- **GIVEN REQUEST**
Pictures do not belong in the copy; restate the records below word for word.

- **DATASET**

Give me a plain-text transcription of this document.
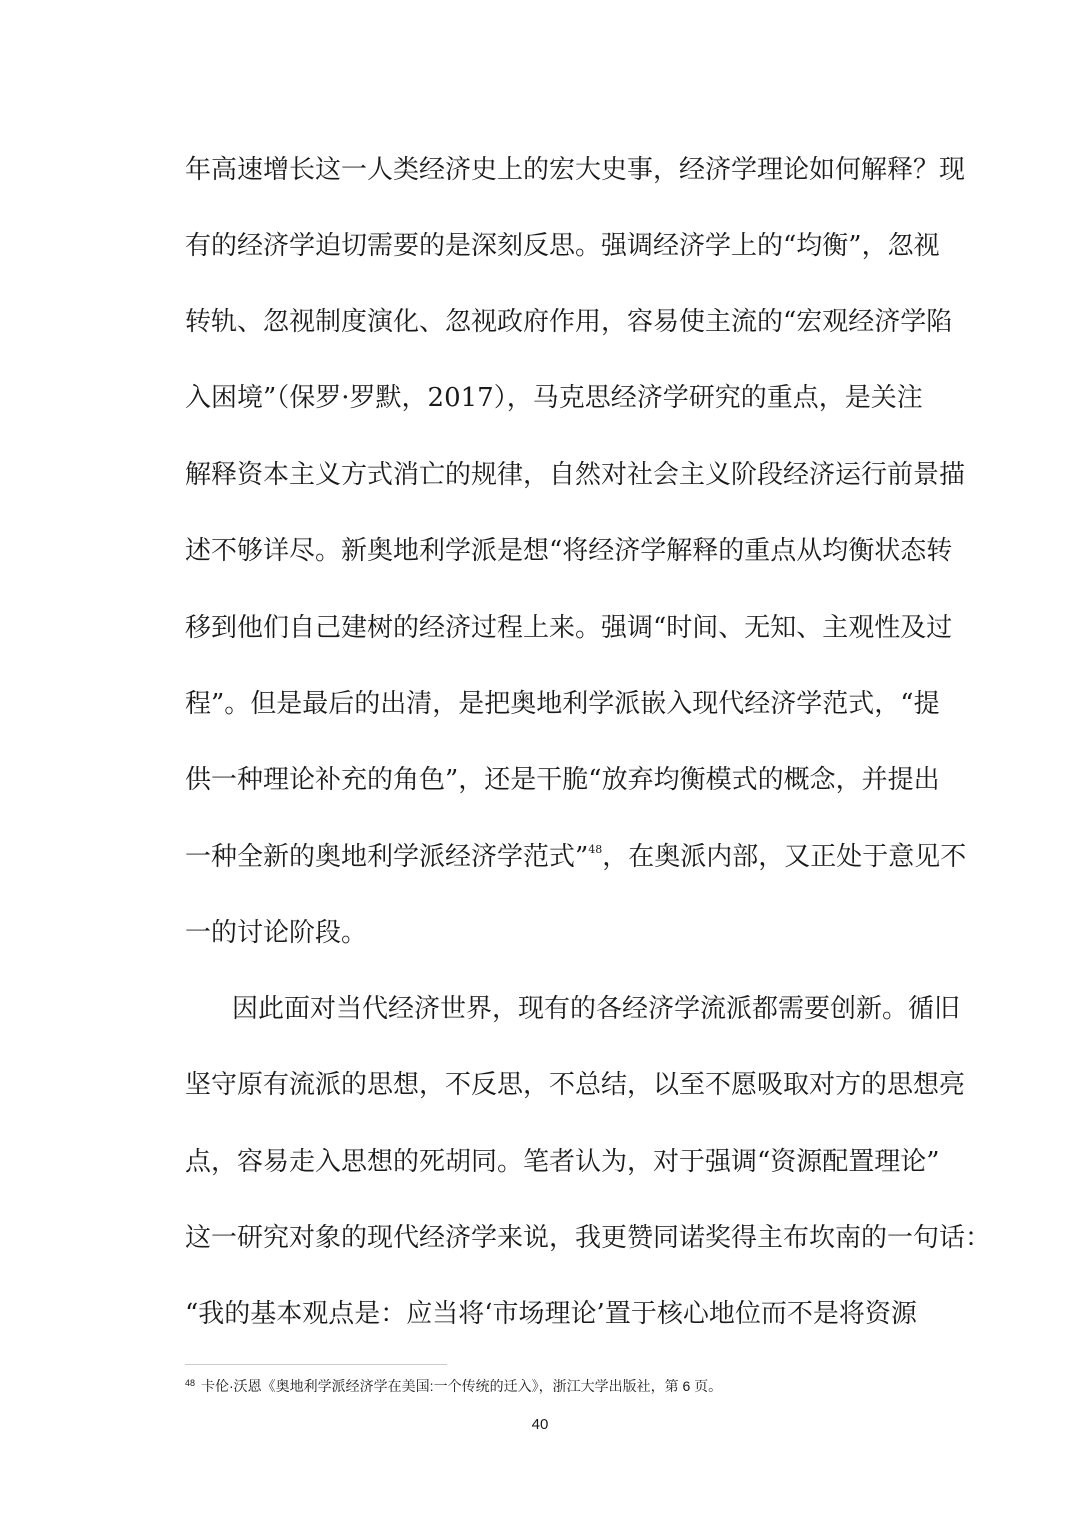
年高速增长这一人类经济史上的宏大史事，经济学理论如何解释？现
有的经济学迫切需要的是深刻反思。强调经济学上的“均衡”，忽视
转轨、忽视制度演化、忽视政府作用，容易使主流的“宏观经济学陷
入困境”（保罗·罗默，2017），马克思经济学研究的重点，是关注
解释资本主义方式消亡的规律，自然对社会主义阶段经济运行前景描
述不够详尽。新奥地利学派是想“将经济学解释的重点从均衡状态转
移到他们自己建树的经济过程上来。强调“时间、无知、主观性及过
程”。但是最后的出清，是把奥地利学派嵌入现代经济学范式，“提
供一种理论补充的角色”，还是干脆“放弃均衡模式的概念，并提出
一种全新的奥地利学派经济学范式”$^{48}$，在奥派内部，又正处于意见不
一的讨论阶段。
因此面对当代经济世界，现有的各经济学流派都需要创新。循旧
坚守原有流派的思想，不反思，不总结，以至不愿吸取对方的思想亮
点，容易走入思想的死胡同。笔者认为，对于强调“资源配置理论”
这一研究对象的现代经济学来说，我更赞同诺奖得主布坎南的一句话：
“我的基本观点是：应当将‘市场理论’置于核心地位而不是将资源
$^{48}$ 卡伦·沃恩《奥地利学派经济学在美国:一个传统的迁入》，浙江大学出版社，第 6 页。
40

- **ANSWER**
Give me a plain-text transcription of this document.
年高速增长这一人类经济史上的宏大史事，经济学理论如何解释？现
有的经济学迫切需要的是深刻反思。强调经济学上的“均衡”，忽视
转轨、忽视制度演化、忽视政府作用，容易使主流的“宏观经济学陷
入困境”（保罗·罗默，2017），马克思经济学研究的重点，是关注
解释资本主义方式消亡的规律，自然对社会主义阶段经济运行前景描
述不够详尽。新奥地利学派是想“将经济学解释的重点从均衡状态转
移到他们自己建树的经济过程上来。强调“时间、无知、主观性及过
程”。但是最后的出清，是把奥地利学派嵌入现代经济学范式，“提
供一种理论补充的角色”，还是干脆“放弃均衡模式的概念，并提出
一种全新的奥地利学派经济学范式”$^{48}$，在奥派内部，又正处于意见不
一的讨论阶段。
因此面对当代经济世界，现有的各经济学流派都需要创新。循旧
坚守原有流派的思想，不反思，不总结，以至不愿吸取对方的思想亮
点，容易走入思想的死胡同。笔者认为，对于强调“资源配置理论”
这一研究对象的现代经济学来说，我更赞同诺奖得主布坎南的一句话：
“我的基本观点是：应当将‘市场理论’置于核心地位而不是将资源
$^{48}$ 卡伦·沃恩《奥地利学派经济学在美国:一个传统的迁入》，浙江大学出版社，第 6 页。
40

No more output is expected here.